** Task description **
Could you transcribe the material below exactly, without leaving out a single line?

** Stored data **
◇ ◇ ◇ ◇ ◇

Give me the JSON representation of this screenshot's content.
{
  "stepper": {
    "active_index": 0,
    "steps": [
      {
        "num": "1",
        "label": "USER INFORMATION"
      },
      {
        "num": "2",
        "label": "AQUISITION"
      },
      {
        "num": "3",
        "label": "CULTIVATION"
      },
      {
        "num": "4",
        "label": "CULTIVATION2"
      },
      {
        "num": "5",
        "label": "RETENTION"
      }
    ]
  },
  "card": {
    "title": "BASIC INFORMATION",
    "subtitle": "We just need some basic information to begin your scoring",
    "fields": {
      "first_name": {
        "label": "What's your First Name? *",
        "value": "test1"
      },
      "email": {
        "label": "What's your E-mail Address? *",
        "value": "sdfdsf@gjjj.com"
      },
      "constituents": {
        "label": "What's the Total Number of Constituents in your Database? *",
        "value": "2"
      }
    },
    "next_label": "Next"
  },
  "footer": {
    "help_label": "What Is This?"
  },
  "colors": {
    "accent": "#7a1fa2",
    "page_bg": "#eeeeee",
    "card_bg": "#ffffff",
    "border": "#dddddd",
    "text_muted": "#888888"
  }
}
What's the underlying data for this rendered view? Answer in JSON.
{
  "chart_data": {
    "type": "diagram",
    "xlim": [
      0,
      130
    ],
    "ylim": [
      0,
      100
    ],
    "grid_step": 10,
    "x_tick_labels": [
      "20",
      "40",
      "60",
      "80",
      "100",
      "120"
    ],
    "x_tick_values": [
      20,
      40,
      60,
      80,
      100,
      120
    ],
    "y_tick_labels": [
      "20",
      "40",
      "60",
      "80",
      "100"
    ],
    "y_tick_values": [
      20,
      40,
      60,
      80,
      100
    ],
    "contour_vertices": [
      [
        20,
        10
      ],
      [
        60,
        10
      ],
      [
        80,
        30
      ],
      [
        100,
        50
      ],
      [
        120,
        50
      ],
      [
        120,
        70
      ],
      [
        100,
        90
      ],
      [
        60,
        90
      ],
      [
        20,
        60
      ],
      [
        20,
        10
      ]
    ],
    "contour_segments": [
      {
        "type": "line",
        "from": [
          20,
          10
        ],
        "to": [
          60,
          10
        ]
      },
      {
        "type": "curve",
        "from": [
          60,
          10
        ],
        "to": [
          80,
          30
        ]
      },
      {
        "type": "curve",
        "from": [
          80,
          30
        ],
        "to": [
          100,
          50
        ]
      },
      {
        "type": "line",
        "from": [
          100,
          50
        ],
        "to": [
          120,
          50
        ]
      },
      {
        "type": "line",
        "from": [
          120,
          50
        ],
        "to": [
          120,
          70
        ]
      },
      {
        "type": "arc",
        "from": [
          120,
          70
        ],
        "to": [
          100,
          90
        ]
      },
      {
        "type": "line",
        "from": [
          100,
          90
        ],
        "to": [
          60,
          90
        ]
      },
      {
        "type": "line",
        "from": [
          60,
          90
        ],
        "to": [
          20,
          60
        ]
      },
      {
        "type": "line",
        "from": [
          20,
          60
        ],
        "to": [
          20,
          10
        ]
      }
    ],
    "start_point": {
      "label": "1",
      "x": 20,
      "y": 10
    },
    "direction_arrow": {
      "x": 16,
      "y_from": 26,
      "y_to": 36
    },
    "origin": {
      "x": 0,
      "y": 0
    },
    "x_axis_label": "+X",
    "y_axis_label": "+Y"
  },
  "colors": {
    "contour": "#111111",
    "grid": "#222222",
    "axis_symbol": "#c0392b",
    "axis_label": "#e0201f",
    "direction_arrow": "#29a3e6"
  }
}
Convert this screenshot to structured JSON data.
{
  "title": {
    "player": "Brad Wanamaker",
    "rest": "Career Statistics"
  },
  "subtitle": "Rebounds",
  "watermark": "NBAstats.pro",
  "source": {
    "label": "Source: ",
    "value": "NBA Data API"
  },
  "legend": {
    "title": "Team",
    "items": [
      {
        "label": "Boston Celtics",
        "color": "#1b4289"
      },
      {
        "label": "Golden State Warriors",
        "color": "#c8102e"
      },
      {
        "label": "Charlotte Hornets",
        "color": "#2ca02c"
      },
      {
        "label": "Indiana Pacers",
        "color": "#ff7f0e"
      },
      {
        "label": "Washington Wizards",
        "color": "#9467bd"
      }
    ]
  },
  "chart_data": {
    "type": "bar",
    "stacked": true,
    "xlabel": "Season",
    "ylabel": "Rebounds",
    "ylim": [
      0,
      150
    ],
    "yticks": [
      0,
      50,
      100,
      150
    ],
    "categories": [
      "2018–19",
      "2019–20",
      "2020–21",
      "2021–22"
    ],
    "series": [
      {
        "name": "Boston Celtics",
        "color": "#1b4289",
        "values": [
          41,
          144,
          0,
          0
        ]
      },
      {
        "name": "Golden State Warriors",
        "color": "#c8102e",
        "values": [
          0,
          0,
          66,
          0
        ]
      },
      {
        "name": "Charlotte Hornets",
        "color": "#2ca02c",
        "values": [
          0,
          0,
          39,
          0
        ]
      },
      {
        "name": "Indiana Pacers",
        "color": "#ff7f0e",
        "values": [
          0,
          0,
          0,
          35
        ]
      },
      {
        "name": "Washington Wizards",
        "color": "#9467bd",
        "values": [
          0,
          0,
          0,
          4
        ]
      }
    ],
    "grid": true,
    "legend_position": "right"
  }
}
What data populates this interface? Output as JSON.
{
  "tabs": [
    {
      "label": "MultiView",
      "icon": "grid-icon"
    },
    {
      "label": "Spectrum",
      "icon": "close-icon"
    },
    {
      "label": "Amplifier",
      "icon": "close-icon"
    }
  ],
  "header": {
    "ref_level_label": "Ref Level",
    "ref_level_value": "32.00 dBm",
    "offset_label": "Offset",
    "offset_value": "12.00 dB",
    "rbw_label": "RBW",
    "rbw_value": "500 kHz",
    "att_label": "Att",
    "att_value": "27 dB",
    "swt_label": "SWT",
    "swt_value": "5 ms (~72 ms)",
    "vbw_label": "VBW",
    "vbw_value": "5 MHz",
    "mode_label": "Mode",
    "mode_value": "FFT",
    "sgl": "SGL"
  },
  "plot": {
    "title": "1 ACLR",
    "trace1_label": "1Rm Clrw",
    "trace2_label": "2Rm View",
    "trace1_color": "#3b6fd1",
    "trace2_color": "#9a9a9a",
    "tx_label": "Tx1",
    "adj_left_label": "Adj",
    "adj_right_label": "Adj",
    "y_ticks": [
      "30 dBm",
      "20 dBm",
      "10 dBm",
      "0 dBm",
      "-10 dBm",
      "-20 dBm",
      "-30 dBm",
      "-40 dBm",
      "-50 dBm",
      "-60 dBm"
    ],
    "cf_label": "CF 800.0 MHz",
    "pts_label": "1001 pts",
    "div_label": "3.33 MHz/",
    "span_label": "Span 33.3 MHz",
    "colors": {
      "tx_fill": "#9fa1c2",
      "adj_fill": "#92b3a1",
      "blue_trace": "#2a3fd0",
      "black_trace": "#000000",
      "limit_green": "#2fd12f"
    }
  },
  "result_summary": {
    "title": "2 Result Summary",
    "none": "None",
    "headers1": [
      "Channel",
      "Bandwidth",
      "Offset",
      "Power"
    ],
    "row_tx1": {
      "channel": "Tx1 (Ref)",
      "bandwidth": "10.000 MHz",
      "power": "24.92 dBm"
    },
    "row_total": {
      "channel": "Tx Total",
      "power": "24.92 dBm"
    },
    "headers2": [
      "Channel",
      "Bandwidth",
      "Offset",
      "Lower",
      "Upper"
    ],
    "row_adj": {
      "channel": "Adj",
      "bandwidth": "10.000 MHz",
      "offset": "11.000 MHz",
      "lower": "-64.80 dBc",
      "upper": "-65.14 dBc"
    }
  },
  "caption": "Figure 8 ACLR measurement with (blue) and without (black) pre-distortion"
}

◇ ◇ ◇ ◇ ◇

** Complete answer **
Give me the JSON representation of this screenshot's content.
{
  "stepper": {
    "active_index": 0,
    "steps": [
      {
        "num": "1",
        "label": "USER INFORMATION"
      },
      {
        "num": "2",
        "label": "AQUISITION"
      },
      {
        "num": "3",
        "label": "CULTIVATION"
      },
      {
        "num": "4",
        "label": "CULTIVATION2"
      },
      {
        "num": "5",
        "label": "RETENTION"
      }
    ]
  },
  "card": {
    "title": "BASIC INFORMATION",
    "subtitle": "We just need some basic information to begin your scoring",
    "fields": {
      "first_name": {
        "label": "What's your First Name? *",
        "value": "test1"
      },
      "email": {
        "label": "What's your E-mail Address? *",
        "value": "sdfdsf@gjjj.com"
      },
      "constituents": {
        "label": "What's the Total Number of Constituents in your Database? *",
        "value": "2"
      }
    },
    "next_label": "Next"
  },
  "footer": {
    "help_label": "What Is This?"
  },
  "colors": {
    "accent": "#7a1fa2",
    "page_bg": "#eeeeee",
    "card_bg": "#ffffff",
    "border": "#dddddd",
    "text_muted": "#888888"
  }
}
What's the underlying data for this rendered view? Answer in JSON.
{
  "chart_data": {
    "type": "diagram",
    "xlim": [
      0,
      130
    ],
    "ylim": [
      0,
      100
    ],
    "grid_step": 10,
    "x_tick_labels": [
      "20",
      "40",
      "60",
      "80",
      "100",
      "120"
    ],
    "x_tick_values": [
      20,
      40,
      60,
      80,
      100,
      120
    ],
    "y_tick_labels": [
      "20",
      "40",
      "60",
      "80",
      "100"
    ],
    "y_tick_values": [
      20,
      40,
      60,
      80,
      100
    ],
    "contour_vertices": [
      [
        20,
        10
      ],
      [
        60,
        10
      ],
      [
        80,
        30
      ],
      [
        100,
        50
      ],
      [
        120,
        50
      ],
      [
        120,
        70
      ],
      [
        100,
        90
      ],
      [
        60,
        90
      ],
      [
        20,
        60
      ],
      [
        20,
        10
      ]
    ],
    "contour_segments": [
      {
        "type": "line",
        "from": [
          20,
          10
        ],
        "to": [
          60,
          10
        ]
      },
      {
        "type": "curve",
        "from": [
          60,
          10
        ],
        "to": [
          80,
          30
        ]
      },
      {
        "type": "curve",
        "from": [
          80,
          30
        ],
        "to": [
          100,
          50
        ]
      },
      {
        "type": "line",
        "from": [
          100,
          50
        ],
        "to": [
          120,
          50
        ]
      },
      {
        "type": "line",
        "from": [
          120,
          50
        ],
        "to": [
          120,
          70
        ]
      },
      {
        "type": "arc",
        "from": [
          120,
          70
        ],
        "to": [
          100,
          90
        ]
      },
      {
        "type": "line",
        "from": [
          100,
          90
        ],
        "to": [
          60,
          90
        ]
      },
      {
        "type": "line",
        "from": [
          60,
          90
        ],
        "to": [
          20,
          60
        ]
      },
      {
        "type": "line",
        "from": [
          20,
          60
        ],
        "to": [
          20,
          10
        ]
      }
    ],
    "start_point": {
      "label": "1",
      "x": 20,
      "y": 10
    },
    "direction_arrow": {
      "x": 16,
      "y_from": 26,
      "y_to": 36
    },
    "origin": {
      "x": 0,
      "y": 0
    },
    "x_axis_label": "+X",
    "y_axis_label": "+Y"
  },
  "colors": {
    "contour": "#111111",
    "grid": "#222222",
    "axis_symbol": "#c0392b",
    "axis_label": "#e0201f",
    "direction_arrow": "#29a3e6"
  }
}
Convert this screenshot to structured JSON data.
{
  "title": {
    "player": "Brad Wanamaker",
    "rest": "Career Statistics"
  },
  "subtitle": "Rebounds",
  "watermark": "NBAstats.pro",
  "source": {
    "label": "Source: ",
    "value": "NBA Data API"
  },
  "legend": {
    "title": "Team",
    "items": [
      {
        "label": "Boston Celtics",
        "color": "#1b4289"
      },
      {
        "label": "Golden State Warriors",
        "color": "#c8102e"
      },
      {
        "label": "Charlotte Hornets",
        "color": "#2ca02c"
      },
      {
        "label": "Indiana Pacers",
        "color": "#ff7f0e"
      },
      {
        "label": "Washington Wizards",
        "color": "#9467bd"
      }
    ]
  },
  "chart_data": {
    "type": "bar",
    "stacked": true,
    "xlabel": "Season",
    "ylabel": "Rebounds",
    "ylim": [
      0,
      150
    ],
    "yticks": [
      0,
      50,
      100,
      150
    ],
    "categories": [
      "2018–19",
      "2019–20",
      "2020–21",
      "2021–22"
    ],
    "series": [
      {
        "name": "Boston Celtics",
        "color": "#1b4289",
        "values": [
          41,
          144,
          0,
          0
        ]
      },
      {
        "name": "Golden State Warriors",
        "color": "#c8102e",
        "values": [
          0,
          0,
          66,
          0
        ]
      },
      {
        "name": "Charlotte Hornets",
        "color": "#2ca02c",
        "values": [
          0,
          0,
          39,
          0
        ]
      },
      {
        "name": "Indiana Pacers",
        "color": "#ff7f0e",
        "values": [
          0,
          0,
          0,
          35
        ]
      },
      {
        "name": "Washington Wizards",
        "color": "#9467bd",
        "values": [
          0,
          0,
          0,
          4
        ]
      }
    ],
    "grid": true,
    "legend_position": "right"
  }
}
What data populates this interface? Output as JSON.
{
  "tabs": [
    {
      "label": "MultiView",
      "icon": "grid-icon"
    },
    {
      "label": "Spectrum",
      "icon": "close-icon"
    },
    {
      "label": "Amplifier",
      "icon": "close-icon"
    }
  ],
  "header": {
    "ref_level_label": "Ref Level",
    "ref_level_value": "32.00 dBm",
    "offset_label": "Offset",
    "offset_value": "12.00 dB",
    "rbw_label": "RBW",
    "rbw_value": "500 kHz",
    "att_label": "Att",
    "att_value": "27 dB",
    "swt_label": "SWT",
    "swt_value": "5 ms (~72 ms)",
    "vbw_label": "VBW",
    "vbw_value": "5 MHz",
    "mode_label": "Mode",
    "mode_value": "FFT",
    "sgl": "SGL"
  },
  "plot": {
    "title": "1 ACLR",
    "trace1_label": "1Rm Clrw",
    "trace2_label": "2Rm View",
    "trace1_color": "#3b6fd1",
    "trace2_color": "#9a9a9a",
    "tx_label": "Tx1",
    "adj_left_label": "Adj",
    "adj_right_label": "Adj",
    "y_ticks": [
      "30 dBm",
      "20 dBm",
      "10 dBm",
      "0 dBm",
      "-10 dBm",
      "-20 dBm",
      "-30 dBm",
      "-40 dBm",
      "-50 dBm",
      "-60 dBm"
    ],
    "cf_label": "CF 800.0 MHz",
    "pts_label": "1001 pts",
    "div_label": "3.33 MHz/",
    "span_label": "Span 33.3 MHz",
    "colors": {
      "tx_fill": "#9fa1c2",
      "adj_fill": "#92b3a1",
      "blue_trace": "#2a3fd0",
      "black_trace": "#000000",
      "limit_green": "#2fd12f"
    }
  },
  "result_summary": {
    "title": "2 Result Summary",
    "none": "None",
    "headers1": [
      "Channel",
      "Bandwidth",
      "Offset",
      "Power"
    ],
    "row_tx1": {
      "channel": "Tx1 (Ref)",
      "bandwidth": "10.000 MHz",
      "power": "24.92 dBm"
    },
    "row_total": {
      "channel": "Tx Total",
      "power": "24.92 dBm"
    },
    "headers2": [
      "Channel",
      "Bandwidth",
      "Offset",
      "Lower",
      "Upper"
    ],
    "row_adj": {
      "channel": "Adj",
      "bandwidth": "10.000 MHz",
      "offset": "11.000 MHz",
      "lower": "-64.80 dBc",
      "upper": "-65.14 dBc"
    }
  },
  "caption": "Figure 8 ACLR measurement with (blue) and without (black) pre-distortion"
}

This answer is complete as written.